Figure data in JSON:
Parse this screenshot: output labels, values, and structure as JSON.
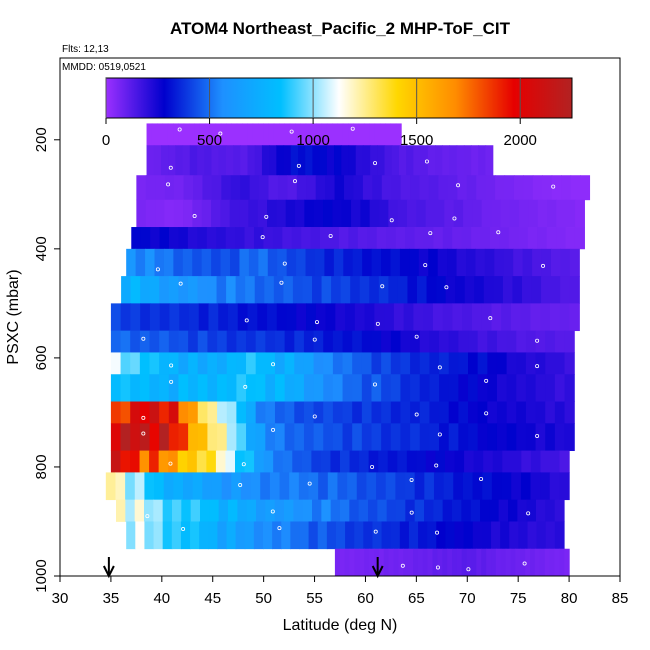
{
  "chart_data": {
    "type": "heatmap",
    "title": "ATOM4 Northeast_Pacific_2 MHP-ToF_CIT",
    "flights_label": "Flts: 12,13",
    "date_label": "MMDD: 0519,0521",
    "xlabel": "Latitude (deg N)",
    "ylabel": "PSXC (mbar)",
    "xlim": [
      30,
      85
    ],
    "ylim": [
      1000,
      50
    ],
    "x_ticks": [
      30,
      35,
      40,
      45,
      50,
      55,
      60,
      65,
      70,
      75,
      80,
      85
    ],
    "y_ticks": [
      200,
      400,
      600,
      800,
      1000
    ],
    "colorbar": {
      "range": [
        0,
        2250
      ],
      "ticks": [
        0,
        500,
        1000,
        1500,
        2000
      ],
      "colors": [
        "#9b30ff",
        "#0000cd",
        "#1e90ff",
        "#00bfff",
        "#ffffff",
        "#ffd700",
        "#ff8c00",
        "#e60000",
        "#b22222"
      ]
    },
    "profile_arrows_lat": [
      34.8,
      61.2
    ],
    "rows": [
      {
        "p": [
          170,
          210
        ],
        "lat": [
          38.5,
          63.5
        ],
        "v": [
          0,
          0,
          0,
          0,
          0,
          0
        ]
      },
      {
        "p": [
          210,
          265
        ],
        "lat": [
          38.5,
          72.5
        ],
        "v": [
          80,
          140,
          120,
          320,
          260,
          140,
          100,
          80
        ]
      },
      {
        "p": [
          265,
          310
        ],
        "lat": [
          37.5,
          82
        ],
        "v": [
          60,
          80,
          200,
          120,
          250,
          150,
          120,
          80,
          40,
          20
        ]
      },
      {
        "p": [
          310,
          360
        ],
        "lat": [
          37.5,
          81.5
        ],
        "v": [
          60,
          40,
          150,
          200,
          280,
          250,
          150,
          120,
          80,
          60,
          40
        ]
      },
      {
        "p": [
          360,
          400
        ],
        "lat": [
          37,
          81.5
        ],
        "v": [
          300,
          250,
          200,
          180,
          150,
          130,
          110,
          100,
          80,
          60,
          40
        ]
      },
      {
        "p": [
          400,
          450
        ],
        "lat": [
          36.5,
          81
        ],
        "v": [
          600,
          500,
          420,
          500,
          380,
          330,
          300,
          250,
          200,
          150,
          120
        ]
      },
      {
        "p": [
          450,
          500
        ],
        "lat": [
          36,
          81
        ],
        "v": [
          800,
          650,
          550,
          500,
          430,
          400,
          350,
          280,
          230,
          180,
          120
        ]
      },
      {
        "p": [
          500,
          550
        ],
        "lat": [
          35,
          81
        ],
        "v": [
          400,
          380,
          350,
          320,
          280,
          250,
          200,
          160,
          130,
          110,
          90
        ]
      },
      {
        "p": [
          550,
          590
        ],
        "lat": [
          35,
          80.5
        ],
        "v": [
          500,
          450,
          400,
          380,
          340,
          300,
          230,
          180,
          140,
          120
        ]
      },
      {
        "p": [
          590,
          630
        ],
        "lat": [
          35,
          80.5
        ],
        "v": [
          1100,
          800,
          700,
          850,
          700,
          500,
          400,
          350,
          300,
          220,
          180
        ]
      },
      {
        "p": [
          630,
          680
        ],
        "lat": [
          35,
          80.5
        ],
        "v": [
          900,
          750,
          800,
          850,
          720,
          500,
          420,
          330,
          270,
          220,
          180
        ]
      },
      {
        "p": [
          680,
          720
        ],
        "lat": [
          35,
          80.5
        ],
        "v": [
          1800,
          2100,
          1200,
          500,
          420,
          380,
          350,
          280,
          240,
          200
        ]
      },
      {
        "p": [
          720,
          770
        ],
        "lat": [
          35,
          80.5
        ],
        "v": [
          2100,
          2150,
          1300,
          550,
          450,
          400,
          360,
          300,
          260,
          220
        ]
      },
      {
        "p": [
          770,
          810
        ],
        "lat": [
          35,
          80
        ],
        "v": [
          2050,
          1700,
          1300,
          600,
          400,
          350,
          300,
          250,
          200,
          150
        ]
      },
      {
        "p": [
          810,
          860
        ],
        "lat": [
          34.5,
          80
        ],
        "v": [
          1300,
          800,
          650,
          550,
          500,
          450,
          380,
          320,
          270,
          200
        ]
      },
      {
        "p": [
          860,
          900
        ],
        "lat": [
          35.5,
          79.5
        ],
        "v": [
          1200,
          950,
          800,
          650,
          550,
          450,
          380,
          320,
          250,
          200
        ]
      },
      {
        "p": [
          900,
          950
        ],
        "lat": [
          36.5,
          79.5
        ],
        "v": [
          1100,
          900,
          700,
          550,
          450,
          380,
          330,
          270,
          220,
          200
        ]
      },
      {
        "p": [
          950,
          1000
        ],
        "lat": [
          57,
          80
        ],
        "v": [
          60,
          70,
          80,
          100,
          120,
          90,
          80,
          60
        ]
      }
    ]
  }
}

__THE TASK__
Transcribe the listing above verbatim. Omit the pictures.

__SOLUTION__
Parse this screenshot: output labels, values, and structure as JSON.
{
  "chart_data": {
    "type": "heatmap",
    "title": "ATOM4 Northeast_Pacific_2 MHP-ToF_CIT",
    "flights_label": "Flts: 12,13",
    "date_label": "MMDD: 0519,0521",
    "xlabel": "Latitude (deg N)",
    "ylabel": "PSXC (mbar)",
    "xlim": [
      30,
      85
    ],
    "ylim": [
      1000,
      50
    ],
    "x_ticks": [
      30,
      35,
      40,
      45,
      50,
      55,
      60,
      65,
      70,
      75,
      80,
      85
    ],
    "y_ticks": [
      200,
      400,
      600,
      800,
      1000
    ],
    "colorbar": {
      "range": [
        0,
        2250
      ],
      "ticks": [
        0,
        500,
        1000,
        1500,
        2000
      ],
      "colors": [
        "#9b30ff",
        "#0000cd",
        "#1e90ff",
        "#00bfff",
        "#ffffff",
        "#ffd700",
        "#ff8c00",
        "#e60000",
        "#b22222"
      ]
    },
    "profile_arrows_lat": [
      34.8,
      61.2
    ],
    "rows": [
      {
        "p": [
          170,
          210
        ],
        "lat": [
          38.5,
          63.5
        ],
        "v": [
          0,
          0,
          0,
          0,
          0,
          0
        ]
      },
      {
        "p": [
          210,
          265
        ],
        "lat": [
          38.5,
          72.5
        ],
        "v": [
          80,
          140,
          120,
          320,
          260,
          140,
          100,
          80
        ]
      },
      {
        "p": [
          265,
          310
        ],
        "lat": [
          37.5,
          82
        ],
        "v": [
          60,
          80,
          200,
          120,
          250,
          150,
          120,
          80,
          40,
          20
        ]
      },
      {
        "p": [
          310,
          360
        ],
        "lat": [
          37.5,
          81.5
        ],
        "v": [
          60,
          40,
          150,
          200,
          280,
          250,
          150,
          120,
          80,
          60,
          40
        ]
      },
      {
        "p": [
          360,
          400
        ],
        "lat": [
          37,
          81.5
        ],
        "v": [
          300,
          250,
          200,
          180,
          150,
          130,
          110,
          100,
          80,
          60,
          40
        ]
      },
      {
        "p": [
          400,
          450
        ],
        "lat": [
          36.5,
          81
        ],
        "v": [
          600,
          500,
          420,
          500,
          380,
          330,
          300,
          250,
          200,
          150,
          120
        ]
      },
      {
        "p": [
          450,
          500
        ],
        "lat": [
          36,
          81
        ],
        "v": [
          800,
          650,
          550,
          500,
          430,
          400,
          350,
          280,
          230,
          180,
          120
        ]
      },
      {
        "p": [
          500,
          550
        ],
        "lat": [
          35,
          81
        ],
        "v": [
          400,
          380,
          350,
          320,
          280,
          250,
          200,
          160,
          130,
          110,
          90
        ]
      },
      {
        "p": [
          550,
          590
        ],
        "lat": [
          35,
          80.5
        ],
        "v": [
          500,
          450,
          400,
          380,
          340,
          300,
          230,
          180,
          140,
          120
        ]
      },
      {
        "p": [
          590,
          630
        ],
        "lat": [
          35,
          80.5
        ],
        "v": [
          1100,
          800,
          700,
          850,
          700,
          500,
          400,
          350,
          300,
          220,
          180
        ]
      },
      {
        "p": [
          630,
          680
        ],
        "lat": [
          35,
          80.5
        ],
        "v": [
          900,
          750,
          800,
          850,
          720,
          500,
          420,
          330,
          270,
          220,
          180
        ]
      },
      {
        "p": [
          680,
          720
        ],
        "lat": [
          35,
          80.5
        ],
        "v": [
          1800,
          2100,
          1200,
          500,
          420,
          380,
          350,
          280,
          240,
          200
        ]
      },
      {
        "p": [
          720,
          770
        ],
        "lat": [
          35,
          80.5
        ],
        "v": [
          2100,
          2150,
          1300,
          550,
          450,
          400,
          360,
          300,
          260,
          220
        ]
      },
      {
        "p": [
          770,
          810
        ],
        "lat": [
          35,
          80
        ],
        "v": [
          2050,
          1700,
          1300,
          600,
          400,
          350,
          300,
          250,
          200,
          150
        ]
      },
      {
        "p": [
          810,
          860
        ],
        "lat": [
          34.5,
          80
        ],
        "v": [
          1300,
          800,
          650,
          550,
          500,
          450,
          380,
          320,
          270,
          200
        ]
      },
      {
        "p": [
          860,
          900
        ],
        "lat": [
          35.5,
          79.5
        ],
        "v": [
          1200,
          950,
          800,
          650,
          550,
          450,
          380,
          320,
          250,
          200
        ]
      },
      {
        "p": [
          900,
          950
        ],
        "lat": [
          36.5,
          79.5
        ],
        "v": [
          1100,
          900,
          700,
          550,
          450,
          380,
          330,
          270,
          220,
          200
        ]
      },
      {
        "p": [
          950,
          1000
        ],
        "lat": [
          57,
          80
        ],
        "v": [
          60,
          70,
          80,
          100,
          120,
          90,
          80,
          60
        ]
      }
    ]
  }
}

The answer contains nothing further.